> **GOAL**
Set down all of the data that follows word for word, without the images.

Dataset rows
## begin

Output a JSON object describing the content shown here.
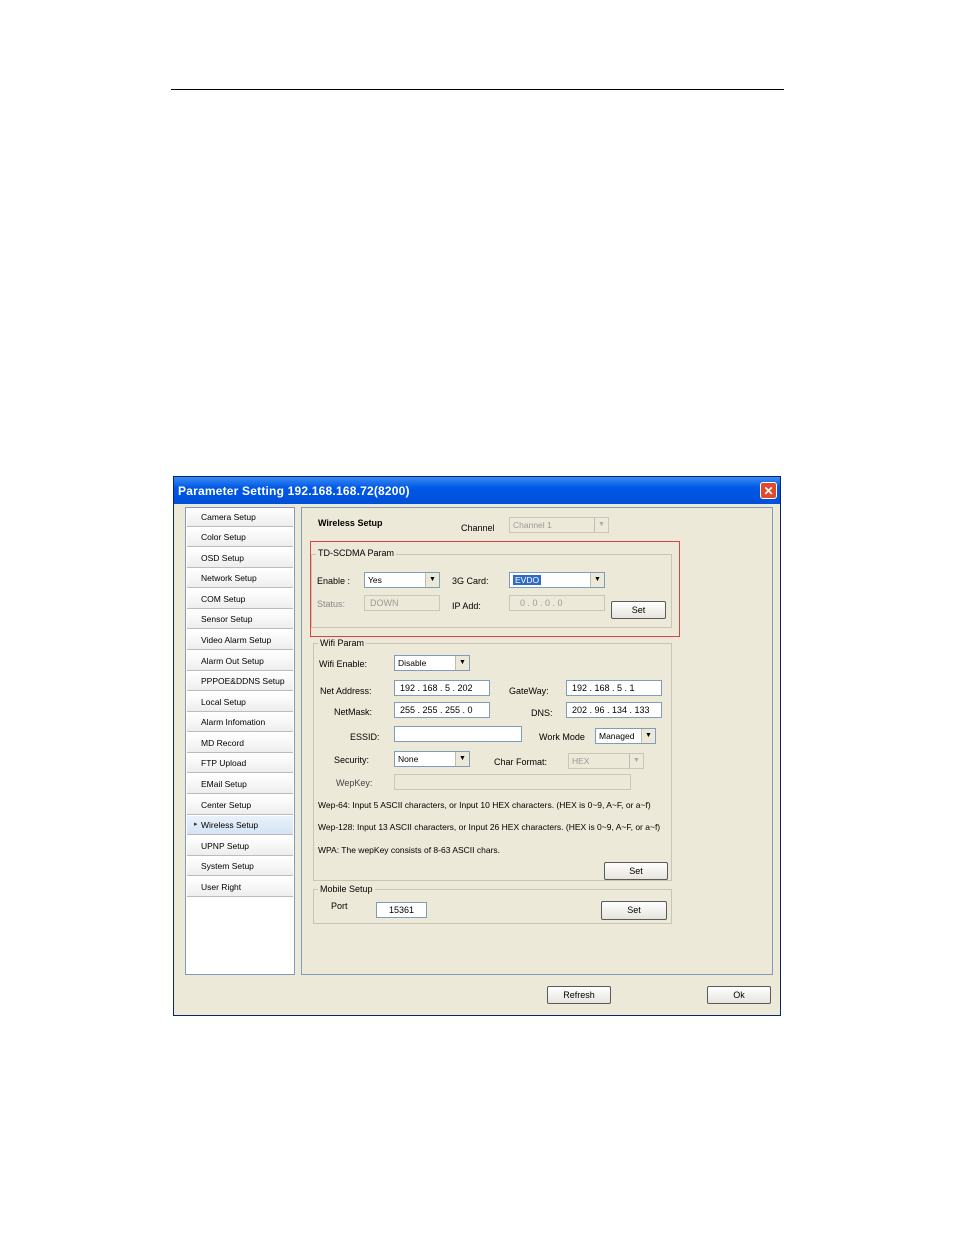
{
  "window": {
    "title": "Parameter Setting 192.168.168.72(8200)",
    "close_glyph": "✕"
  },
  "nav": [
    {
      "label": "Camera Setup"
    },
    {
      "label": "Color Setup"
    },
    {
      "label": "OSD Setup"
    },
    {
      "label": "Network Setup"
    },
    {
      "label": "COM Setup"
    },
    {
      "label": "Sensor Setup"
    },
    {
      "label": "Video Alarm Setup"
    },
    {
      "label": "Alarm Out Setup"
    },
    {
      "label": "PPPOE&DDNS Setup"
    },
    {
      "label": "Local Setup"
    },
    {
      "label": "Alarm Infomation"
    },
    {
      "label": "MD Record"
    },
    {
      "label": "FTP Upload"
    },
    {
      "label": "EMail Setup"
    },
    {
      "label": "Center Setup"
    },
    {
      "label": "Wireless Setup"
    },
    {
      "label": "UPNP Setup"
    },
    {
      "label": "System Setup"
    },
    {
      "label": "User Right"
    }
  ],
  "selected_arrow": "▸",
  "header": {
    "title": "Wireless Setup",
    "channel_label": "Channel",
    "channel_value": "Channel 1"
  },
  "td": {
    "legend": "TD-SCDMA Param",
    "enable_label": "Enable :",
    "enable_value": "Yes",
    "card_label": "3G Card:",
    "card_value": "EVDO",
    "status_label": "Status:",
    "status_value": "DOWN",
    "ip_label": "IP Add:",
    "ip_value": "0  .  0  .  0  .  0",
    "set": "Set"
  },
  "wifi": {
    "legend": "Wifi Param",
    "enable_label": "Wifi Enable:",
    "enable_value": "Disable",
    "net_label": "Net Address:",
    "net_value": "192 . 168 .  5  . 202",
    "gw_label": "GateWay:",
    "gw_value": "192 . 168 .  5  .  1",
    "mask_label": "NetMask:",
    "mask_value": "255 . 255 . 255 .  0",
    "dns_label": "DNS:",
    "dns_value": "202 . 96 . 134 . 133",
    "essid_label": "ESSID:",
    "essid_value": "",
    "mode_label": "Work Mode",
    "mode_value": "Managed",
    "security_label": "Security:",
    "security_value": "None",
    "charfmt_label": "Char Format:",
    "charfmt_value": "HEX",
    "wepkey_label": "WepKey:",
    "wepkey_value": "",
    "note1": "Wep-64: Input 5 ASCII characters, or Input 10 HEX characters. (HEX is 0~9, A~F, or a~f)",
    "note2": "Wep-128: Input 13 ASCII characters, or Input 26 HEX characters. (HEX is 0~9, A~F, or a~f)",
    "note3": "WPA: The wepKey consists of 8-63 ASCII chars.",
    "set": "Set"
  },
  "mobile": {
    "legend": "Mobile Setup",
    "port_label": "Port",
    "port_value": "15361",
    "set": "Set"
  },
  "footer": {
    "refresh": "Refresh",
    "ok": "Ok"
  },
  "dropdown_glyph": "▼"
}
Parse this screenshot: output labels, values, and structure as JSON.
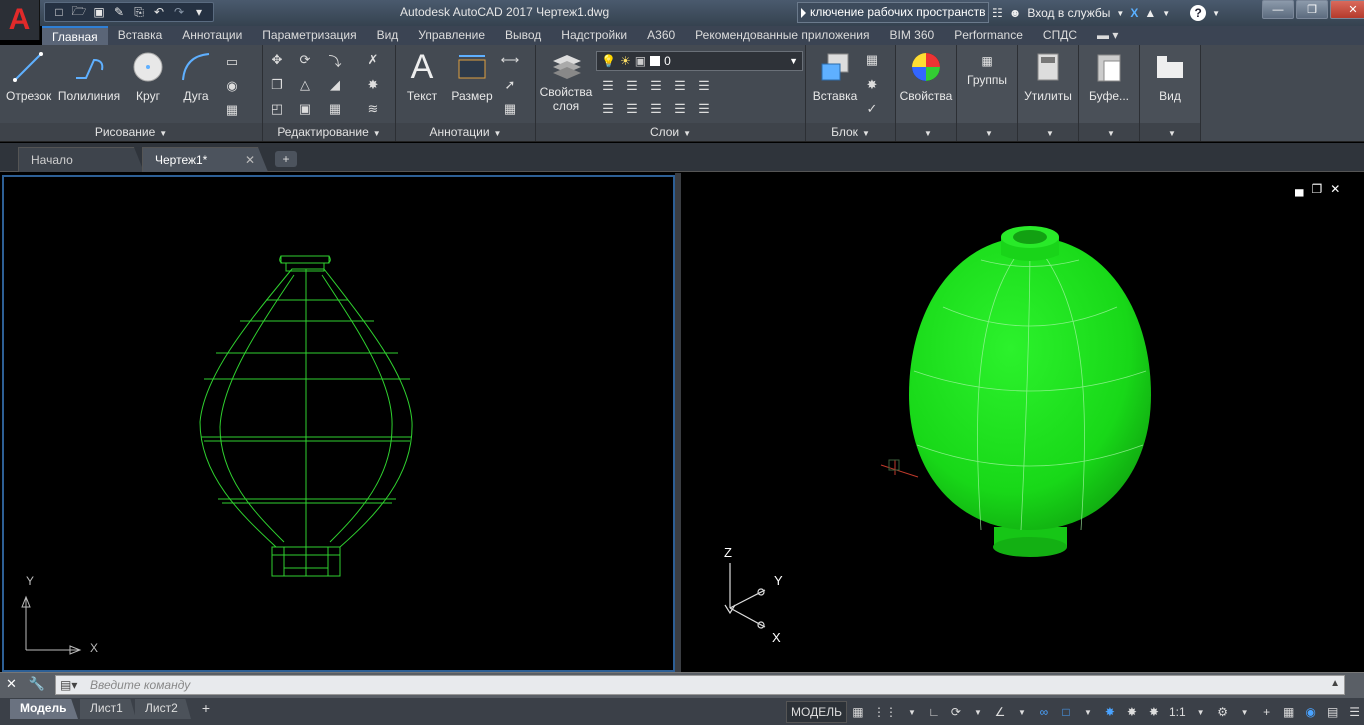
{
  "app": {
    "title": "Autodesk AutoCAD 2017    Чертеж1.dwg",
    "logo": "A",
    "search_text": "ключение рабочих пространств",
    "sign_in": "Вход в службы",
    "help": "?"
  },
  "quick_access": [
    "new-icon",
    "open-icon",
    "save-icon",
    "saveas-icon",
    "plot-icon",
    "undo-icon",
    "redo-icon",
    "dropdown-icon"
  ],
  "ribbon_tabs": [
    "Главная",
    "Вставка",
    "Аннотации",
    "Параметризация",
    "Вид",
    "Управление",
    "Вывод",
    "Надстройки",
    "A360",
    "Рекомендованные приложения",
    "BIM 360",
    "Performance",
    "СПДС"
  ],
  "active_tab": "Главная",
  "panels": {
    "draw": {
      "title": "Рисование",
      "buttons": [
        "Отрезок",
        "Полилиния",
        "Круг",
        "Дуга"
      ]
    },
    "modify": {
      "title": "Редактирование"
    },
    "annotation": {
      "title": "Аннотации",
      "buttons": [
        "Текст",
        "Размер"
      ]
    },
    "layers": {
      "title": "Слои",
      "button_line1": "Свойства",
      "button_line2": "слоя",
      "current_layer": "0"
    },
    "block": {
      "title": "Блок",
      "buttons": [
        "Вставка"
      ]
    },
    "properties": {
      "label": "Свойства"
    },
    "groups": {
      "label": "Группы"
    },
    "utilities": {
      "label": "Утилиты"
    },
    "clipboard": {
      "label": "Буфе..."
    },
    "view": {
      "label": "Вид"
    }
  },
  "file_tabs": [
    "Начало",
    "Чертеж1*"
  ],
  "viewport_left": {
    "ucs_y": "Y",
    "ucs_x": "X"
  },
  "viewport_right": {
    "axis_z": "Z",
    "axis_y": "Y",
    "axis_x": "X"
  },
  "command": {
    "placeholder": "Введите команду"
  },
  "layout_tabs": [
    "Модель",
    "Лист1",
    "Лист2"
  ],
  "status": {
    "model": "МОДЕЛЬ",
    "scale": "1:1"
  },
  "colors": {
    "wireframe": "#2fd12f",
    "solid": "#19e019",
    "ribbon_bg": "#444a52",
    "accent": "#2e7fd6"
  }
}
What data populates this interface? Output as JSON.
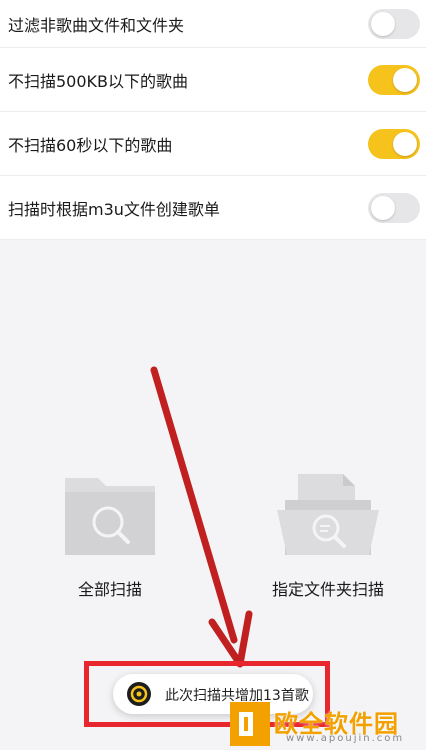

## end

> **COMPLETED EXERCISE**
Output a JSON object describing the content shown here.
{
  "window": {
    "title": "Parameter Setting 192.168.168.72(8200)",
    "close_glyph": "✕"
  },
  "nav": [
    {
      "label": "Camera Setup"
    },
    {
      "label": "Color Setup"
    },
    {
      "label": "OSD Setup"
    },
    {
      "label": "Network Setup"
    },
    {
      "label": "COM Setup"
    },
    {
      "label": "Sensor Setup"
    },
    {
      "label": "Video Alarm Setup"
    },
    {
      "label": "Alarm Out Setup"
    },
    {
      "label": "PPPOE&DDNS Setup"
    },
    {
      "label": "Local Setup"
    },
    {
      "label": "Alarm Infomation"
    },
    {
      "label": "MD Record"
    },
    {
      "label": "FTP Upload"
    },
    {
      "label": "EMail Setup"
    },
    {
      "label": "Center Setup"
    },
    {
      "label": "Wireless Setup"
    },
    {
      "label": "UPNP Setup"
    },
    {
      "label": "System Setup"
    },
    {
      "label": "User Right"
    }
  ],
  "selected_arrow": "▸",
  "header": {
    "title": "Wireless Setup",
    "channel_label": "Channel",
    "channel_value": "Channel 1"
  },
  "td": {
    "legend": "TD-SCDMA Param",
    "enable_label": "Enable :",
    "enable_value": "Yes",
    "card_label": "3G Card:",
    "card_value": "EVDO",
    "status_label": "Status:",
    "status_value": "DOWN",
    "ip_label": "IP Add:",
    "ip_value": "0  .  0  .  0  .  0",
    "set": "Set"
  },
  "wifi": {
    "legend": "Wifi Param",
    "enable_label": "Wifi Enable:",
    "enable_value": "Disable",
    "net_label": "Net Address:",
    "net_value": "192 . 168 .  5  . 202",
    "gw_label": "GateWay:",
    "gw_value": "192 . 168 .  5  .  1",
    "mask_label": "NetMask:",
    "mask_value": "255 . 255 . 255 .  0",
    "dns_label": "DNS:",
    "dns_value": "202 . 96 . 134 . 133",
    "essid_label": "ESSID:",
    "essid_value": "",
    "mode_label": "Work Mode",
    "mode_value": "Managed",
    "security_label": "Security:",
    "security_value": "None",
    "charfmt_label": "Char Format:",
    "charfmt_value": "HEX",
    "wepkey_label": "WepKey:",
    "wepkey_value": "",
    "note1": "Wep-64: Input 5 ASCII characters, or Input 10 HEX characters. (HEX is 0~9, A~F, or a~f)",
    "note2": "Wep-128: Input 13 ASCII characters, or Input 26 HEX characters. (HEX is 0~9, A~F, or a~f)",
    "note3": "WPA: The wepKey consists of 8-63 ASCII chars.",
    "set": "Set"
  },
  "mobile": {
    "legend": "Mobile Setup",
    "port_label": "Port",
    "port_value": "15361",
    "set": "Set"
  },
  "footer": {
    "refresh": "Refresh",
    "ok": "Ok"
  },
  "dropdown_glyph": "▼"
}
Parse this screenshot: output labels, values, and structure as JSON.
{
  "app": {
    "title": "Autodesk AutoCAD 2017    Чертеж1.dwg",
    "logo": "A",
    "search_text": "ключение рабочих пространств",
    "sign_in": "Вход в службы",
    "help": "?"
  },
  "quick_access": [
    "new-icon",
    "open-icon",
    "save-icon",
    "saveas-icon",
    "plot-icon",
    "undo-icon",
    "redo-icon",
    "dropdown-icon"
  ],
  "ribbon_tabs": [
    "Главная",
    "Вставка",
    "Аннотации",
    "Параметризация",
    "Вид",
    "Управление",
    "Вывод",
    "Надстройки",
    "A360",
    "Рекомендованные приложения",
    "BIM 360",
    "Performance",
    "СПДС"
  ],
  "active_tab": "Главная",
  "panels": {
    "draw": {
      "title": "Рисование",
      "buttons": [
        "Отрезок",
        "Полилиния",
        "Круг",
        "Дуга"
      ]
    },
    "modify": {
      "title": "Редактирование"
    },
    "annotation": {
      "title": "Аннотации",
      "buttons": [
        "Текст",
        "Размер"
      ]
    },
    "layers": {
      "title": "Слои",
      "button_line1": "Свойства",
      "button_line2": "слоя",
      "current_layer": "0"
    },
    "block": {
      "title": "Блок",
      "buttons": [
        "Вставка"
      ]
    },
    "properties": {
      "label": "Свойства"
    },
    "groups": {
      "label": "Группы"
    },
    "utilities": {
      "label": "Утилиты"
    },
    "clipboard": {
      "label": "Буфе..."
    },
    "view": {
      "label": "Вид"
    }
  },
  "file_tabs": [
    "Начало",
    "Чертеж1*"
  ],
  "viewport_left": {
    "ucs_y": "Y",
    "ucs_x": "X"
  },
  "viewport_right": {
    "axis_z": "Z",
    "axis_y": "Y",
    "axis_x": "X"
  },
  "command": {
    "placeholder": "Введите команду"
  },
  "layout_tabs": [
    "Модель",
    "Лист1",
    "Лист2"
  ],
  "status": {
    "model": "МОДЕЛЬ",
    "scale": "1:1"
  },
  "colors": {
    "wireframe": "#2fd12f",
    "solid": "#19e019",
    "ribbon_bg": "#444a52",
    "accent": "#2e7fd6"
  }
}
What data populates this interface? Output as JSON.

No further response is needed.